- RECORD EXTRACTS
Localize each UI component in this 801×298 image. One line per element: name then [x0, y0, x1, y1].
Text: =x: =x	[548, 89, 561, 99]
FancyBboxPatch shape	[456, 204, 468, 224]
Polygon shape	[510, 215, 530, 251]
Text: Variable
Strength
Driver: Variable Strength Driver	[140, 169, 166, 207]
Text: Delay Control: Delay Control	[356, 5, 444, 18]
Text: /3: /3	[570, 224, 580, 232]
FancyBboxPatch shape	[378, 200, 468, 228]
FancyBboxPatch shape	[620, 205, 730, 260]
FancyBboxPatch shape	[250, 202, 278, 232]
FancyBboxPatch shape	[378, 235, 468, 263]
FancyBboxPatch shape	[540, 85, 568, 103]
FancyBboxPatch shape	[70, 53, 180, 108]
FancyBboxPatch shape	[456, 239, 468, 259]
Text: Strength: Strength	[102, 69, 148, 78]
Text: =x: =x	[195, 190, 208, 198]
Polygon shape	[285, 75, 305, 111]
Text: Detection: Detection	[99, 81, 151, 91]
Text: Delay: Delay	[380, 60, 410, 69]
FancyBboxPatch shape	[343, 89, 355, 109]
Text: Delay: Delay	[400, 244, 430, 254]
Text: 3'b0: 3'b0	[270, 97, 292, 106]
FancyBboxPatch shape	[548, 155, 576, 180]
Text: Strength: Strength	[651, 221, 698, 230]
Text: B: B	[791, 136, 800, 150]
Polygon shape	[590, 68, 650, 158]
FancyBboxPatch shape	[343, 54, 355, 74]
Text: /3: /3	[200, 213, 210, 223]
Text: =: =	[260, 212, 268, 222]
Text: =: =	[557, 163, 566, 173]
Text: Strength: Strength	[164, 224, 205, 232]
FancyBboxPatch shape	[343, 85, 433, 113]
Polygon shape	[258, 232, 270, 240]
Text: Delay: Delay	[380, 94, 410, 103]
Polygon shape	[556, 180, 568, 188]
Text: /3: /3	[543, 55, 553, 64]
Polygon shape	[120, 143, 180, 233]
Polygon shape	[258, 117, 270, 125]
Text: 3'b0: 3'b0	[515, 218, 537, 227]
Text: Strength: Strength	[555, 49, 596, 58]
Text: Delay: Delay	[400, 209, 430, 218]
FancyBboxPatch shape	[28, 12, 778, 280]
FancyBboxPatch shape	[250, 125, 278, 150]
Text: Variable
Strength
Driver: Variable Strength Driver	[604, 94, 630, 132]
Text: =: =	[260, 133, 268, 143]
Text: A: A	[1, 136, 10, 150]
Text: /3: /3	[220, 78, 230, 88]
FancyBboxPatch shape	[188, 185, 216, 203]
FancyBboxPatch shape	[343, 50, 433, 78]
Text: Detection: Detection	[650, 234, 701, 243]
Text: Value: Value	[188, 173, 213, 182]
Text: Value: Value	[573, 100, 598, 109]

...

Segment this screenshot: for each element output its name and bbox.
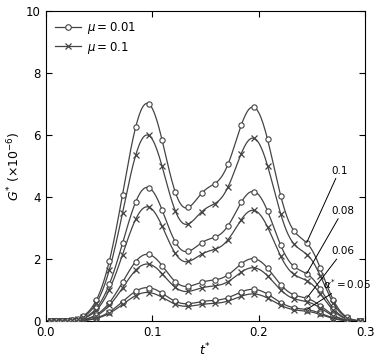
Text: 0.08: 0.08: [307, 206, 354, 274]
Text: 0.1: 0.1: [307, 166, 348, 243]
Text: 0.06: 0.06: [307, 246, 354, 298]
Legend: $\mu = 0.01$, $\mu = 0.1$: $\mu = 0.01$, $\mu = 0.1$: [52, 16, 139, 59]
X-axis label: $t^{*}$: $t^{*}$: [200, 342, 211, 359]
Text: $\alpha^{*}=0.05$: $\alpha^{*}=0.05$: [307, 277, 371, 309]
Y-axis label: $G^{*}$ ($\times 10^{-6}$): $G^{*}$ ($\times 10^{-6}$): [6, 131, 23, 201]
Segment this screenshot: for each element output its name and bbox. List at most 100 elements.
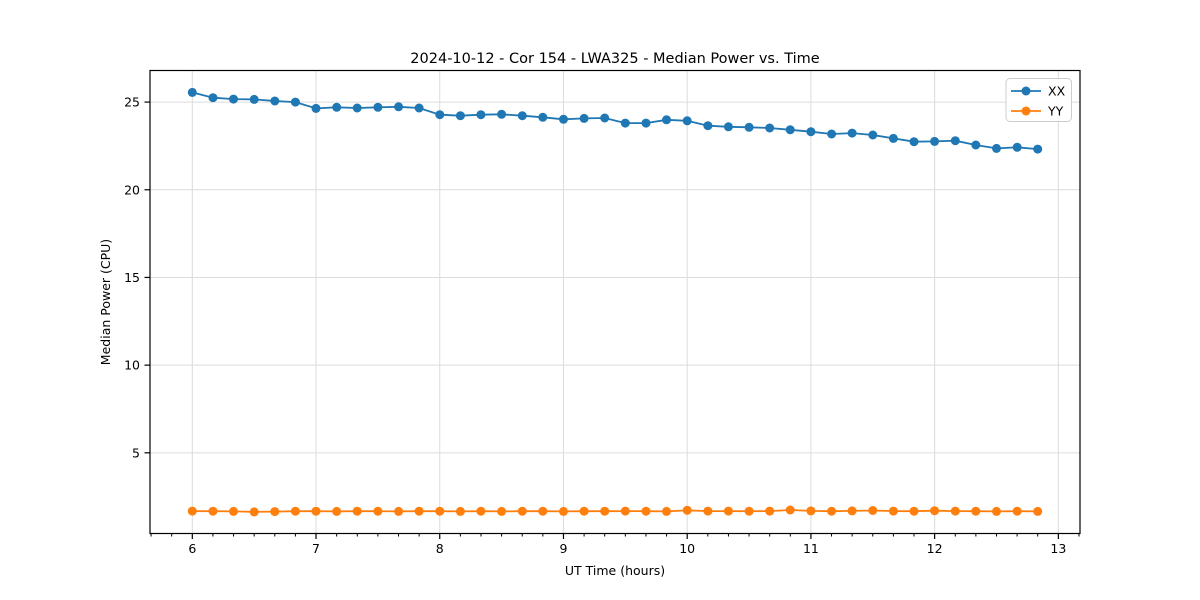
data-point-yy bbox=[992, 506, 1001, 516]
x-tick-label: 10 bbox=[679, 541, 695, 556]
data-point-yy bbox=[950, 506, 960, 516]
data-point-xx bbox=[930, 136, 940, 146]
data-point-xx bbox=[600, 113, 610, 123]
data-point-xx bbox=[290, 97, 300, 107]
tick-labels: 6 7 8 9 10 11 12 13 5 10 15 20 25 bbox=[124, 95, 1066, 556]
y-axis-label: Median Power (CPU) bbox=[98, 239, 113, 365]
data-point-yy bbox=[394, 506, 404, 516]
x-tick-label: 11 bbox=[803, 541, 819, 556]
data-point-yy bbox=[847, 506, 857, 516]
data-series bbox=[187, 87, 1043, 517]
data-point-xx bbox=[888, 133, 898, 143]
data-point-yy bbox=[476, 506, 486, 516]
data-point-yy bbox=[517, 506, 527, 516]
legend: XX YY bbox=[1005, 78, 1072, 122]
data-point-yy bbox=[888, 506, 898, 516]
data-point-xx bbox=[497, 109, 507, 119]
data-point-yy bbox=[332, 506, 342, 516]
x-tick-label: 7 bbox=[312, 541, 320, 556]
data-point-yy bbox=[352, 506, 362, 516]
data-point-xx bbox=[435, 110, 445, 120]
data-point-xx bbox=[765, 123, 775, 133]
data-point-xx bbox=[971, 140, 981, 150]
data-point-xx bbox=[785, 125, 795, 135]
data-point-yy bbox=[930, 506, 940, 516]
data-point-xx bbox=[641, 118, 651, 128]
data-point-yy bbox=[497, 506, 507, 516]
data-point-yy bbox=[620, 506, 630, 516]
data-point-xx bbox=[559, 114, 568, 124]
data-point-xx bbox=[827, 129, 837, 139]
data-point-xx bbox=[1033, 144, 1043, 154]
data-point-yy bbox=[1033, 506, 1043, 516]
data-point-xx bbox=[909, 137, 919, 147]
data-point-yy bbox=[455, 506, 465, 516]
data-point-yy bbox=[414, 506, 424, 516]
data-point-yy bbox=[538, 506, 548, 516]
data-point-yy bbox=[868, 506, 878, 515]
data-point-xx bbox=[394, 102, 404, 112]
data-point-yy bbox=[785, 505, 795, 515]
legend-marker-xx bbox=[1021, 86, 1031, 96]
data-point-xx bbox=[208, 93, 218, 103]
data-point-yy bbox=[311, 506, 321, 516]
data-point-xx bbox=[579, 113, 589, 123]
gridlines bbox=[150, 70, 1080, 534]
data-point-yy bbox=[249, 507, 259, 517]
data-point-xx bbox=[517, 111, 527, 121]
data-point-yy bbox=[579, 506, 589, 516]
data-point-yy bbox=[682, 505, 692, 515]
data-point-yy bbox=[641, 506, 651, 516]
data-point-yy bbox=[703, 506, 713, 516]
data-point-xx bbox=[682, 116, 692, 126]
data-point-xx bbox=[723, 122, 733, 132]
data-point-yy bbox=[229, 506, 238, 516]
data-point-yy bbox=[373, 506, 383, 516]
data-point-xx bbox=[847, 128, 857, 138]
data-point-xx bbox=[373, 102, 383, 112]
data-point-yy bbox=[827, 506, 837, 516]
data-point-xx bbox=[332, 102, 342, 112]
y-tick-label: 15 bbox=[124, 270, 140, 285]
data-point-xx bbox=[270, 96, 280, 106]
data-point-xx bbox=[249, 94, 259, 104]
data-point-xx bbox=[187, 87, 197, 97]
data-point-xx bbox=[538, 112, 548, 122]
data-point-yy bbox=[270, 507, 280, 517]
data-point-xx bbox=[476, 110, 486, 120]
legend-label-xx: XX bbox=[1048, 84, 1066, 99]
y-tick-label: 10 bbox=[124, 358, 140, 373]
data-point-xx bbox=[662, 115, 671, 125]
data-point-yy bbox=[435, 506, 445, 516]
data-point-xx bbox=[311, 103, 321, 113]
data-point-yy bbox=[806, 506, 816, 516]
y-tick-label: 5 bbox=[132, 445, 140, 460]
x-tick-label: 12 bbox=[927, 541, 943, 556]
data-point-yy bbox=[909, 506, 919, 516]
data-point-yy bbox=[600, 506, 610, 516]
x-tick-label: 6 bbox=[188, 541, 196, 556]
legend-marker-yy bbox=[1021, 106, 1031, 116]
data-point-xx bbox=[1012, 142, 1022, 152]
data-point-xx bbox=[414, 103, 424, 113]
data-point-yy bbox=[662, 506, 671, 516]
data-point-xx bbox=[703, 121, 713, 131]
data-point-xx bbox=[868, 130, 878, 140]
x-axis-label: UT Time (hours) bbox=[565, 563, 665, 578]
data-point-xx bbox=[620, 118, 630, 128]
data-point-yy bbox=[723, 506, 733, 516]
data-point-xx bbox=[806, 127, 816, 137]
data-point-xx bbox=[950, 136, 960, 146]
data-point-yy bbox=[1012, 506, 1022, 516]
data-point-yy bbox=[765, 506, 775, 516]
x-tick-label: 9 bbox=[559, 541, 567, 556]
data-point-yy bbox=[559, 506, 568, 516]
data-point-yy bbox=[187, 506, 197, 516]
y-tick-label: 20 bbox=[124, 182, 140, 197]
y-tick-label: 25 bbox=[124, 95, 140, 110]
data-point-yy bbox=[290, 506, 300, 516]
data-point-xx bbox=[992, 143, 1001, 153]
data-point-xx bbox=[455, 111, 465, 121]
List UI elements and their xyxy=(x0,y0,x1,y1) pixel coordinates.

- PROBLEM TO SOLVE
Return the lines starting at the line that contains "Text: 0.08: 0.08: [307, 206, 354, 274]" and ending at the line that contains "most 100 elements.", unchanged.

- WRITTEN ANSWER
Text: 0.08: 0.08: [307, 206, 354, 274]
Text: 0.1: 0.1: [307, 166, 348, 243]
Text: 0.06: 0.06: [307, 246, 354, 298]
Legend: $\mu = 0.01$, $\mu = 0.1$: $\mu = 0.01$, $\mu = 0.1$: [52, 16, 139, 59]
X-axis label: $t^{*}$: $t^{*}$: [200, 342, 211, 359]
Text: $\alpha^{*}=0.05$: $\alpha^{*}=0.05$: [307, 277, 371, 309]
Y-axis label: $G^{*}$ ($\times 10^{-6}$): $G^{*}$ ($\times 10^{-6}$): [6, 131, 23, 201]
Segment this screenshot: for each element output its name and bbox. List at most 100 elements.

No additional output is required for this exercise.